▶ [Task details] Your task is to output all the records below, word for word.

▶ [Data provided]

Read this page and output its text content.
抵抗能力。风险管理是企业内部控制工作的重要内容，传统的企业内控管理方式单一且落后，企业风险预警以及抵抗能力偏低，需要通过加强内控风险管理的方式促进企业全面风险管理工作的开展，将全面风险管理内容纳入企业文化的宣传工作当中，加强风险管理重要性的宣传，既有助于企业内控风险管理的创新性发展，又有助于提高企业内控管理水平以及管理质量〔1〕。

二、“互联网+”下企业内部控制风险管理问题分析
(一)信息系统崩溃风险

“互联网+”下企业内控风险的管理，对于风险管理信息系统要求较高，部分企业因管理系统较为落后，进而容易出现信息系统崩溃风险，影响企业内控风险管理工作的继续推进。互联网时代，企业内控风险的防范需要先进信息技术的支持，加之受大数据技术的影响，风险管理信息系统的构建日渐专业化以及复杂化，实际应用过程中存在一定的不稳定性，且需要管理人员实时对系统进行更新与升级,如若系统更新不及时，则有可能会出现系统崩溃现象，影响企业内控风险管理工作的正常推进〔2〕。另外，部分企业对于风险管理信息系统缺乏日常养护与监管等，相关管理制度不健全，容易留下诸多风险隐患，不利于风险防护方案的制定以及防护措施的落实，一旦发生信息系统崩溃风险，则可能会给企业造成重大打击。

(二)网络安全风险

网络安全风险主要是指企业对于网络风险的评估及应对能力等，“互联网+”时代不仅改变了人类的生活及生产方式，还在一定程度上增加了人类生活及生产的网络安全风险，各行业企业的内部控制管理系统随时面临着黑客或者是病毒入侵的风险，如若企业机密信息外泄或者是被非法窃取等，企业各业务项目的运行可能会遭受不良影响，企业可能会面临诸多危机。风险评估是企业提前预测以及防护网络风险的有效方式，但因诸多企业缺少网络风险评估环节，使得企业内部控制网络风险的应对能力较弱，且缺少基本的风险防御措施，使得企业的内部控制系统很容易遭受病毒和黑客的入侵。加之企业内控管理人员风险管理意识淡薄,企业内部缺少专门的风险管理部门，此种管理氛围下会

▶ [Expected answer]
Read this page and output its text content.
抵抗能力。风险管理是企业内部控制工作的重要内容，传统的企业内控管理方式单一且落后，企业风险预警以及抵抗能力偏低，需要通过加强内控风险管理的方式促进企业全面风险管理工作的开展，将全面风险管理内容纳入企业文化的宣传工作当中，加强风险管理重要性的宣传，既有助于企业内控风险管理的创新性发展，又有助于提高企业内控管理水平以及管理质量〔1〕。

二、“互联网+”下企业内部控制风险管理问题分析
(一)信息系统崩溃风险

“互联网+”下企业内控风险的管理，对于风险管理信息系统要求较高，部分企业因管理系统较为落后，进而容易出现信息系统崩溃风险，影响企业内控风险管理工作的继续推进。互联网时代，企业内控风险的防范需要先进信息技术的支持，加之受大数据技术的影响，风险管理信息系统的构建日渐专业化以及复杂化，实际应用过程中存在一定的不稳定性，且需要管理人员实时对系统进行更新与升级,如若系统更新不及时，则有可能会出现系统崩溃现象，影响企业内控风险管理工作的正常推进〔2〕。另外，部分企业对于风险管理信息系统缺乏日常养护与监管等，相关管理制度不健全，容易留下诸多风险隐患，不利于风险防护方案的制定以及防护措施的落实，一旦发生信息系统崩溃风险，则可能会给企业造成重大打击。

(二)网络安全风险

网络安全风险主要是指企业对于网络风险的评估及应对能力等，“互联网+”时代不仅改变了人类的生活及生产方式，还在一定程度上增加了人类生活及生产的网络安全风险，各行业企业的内部控制管理系统随时面临着黑客或者是病毒入侵的风险，如若企业机密信息外泄或者是被非法窃取等，企业各业务项目的运行可能会遭受不良影响，企业可能会面临诸多危机。风险评估是企业提前预测以及防护网络风险的有效方式，但因诸多企业缺少网络风险评估环节，使得企业内部控制网络风险的应对能力较弱，且缺少基本的风险防御措施，使得企业的内部控制系统很容易遭受病毒和黑客的入侵。加之企业内控管理人员风险管理意识淡薄,企业内部缺少专门的风险管理部门，此种管理氛围下会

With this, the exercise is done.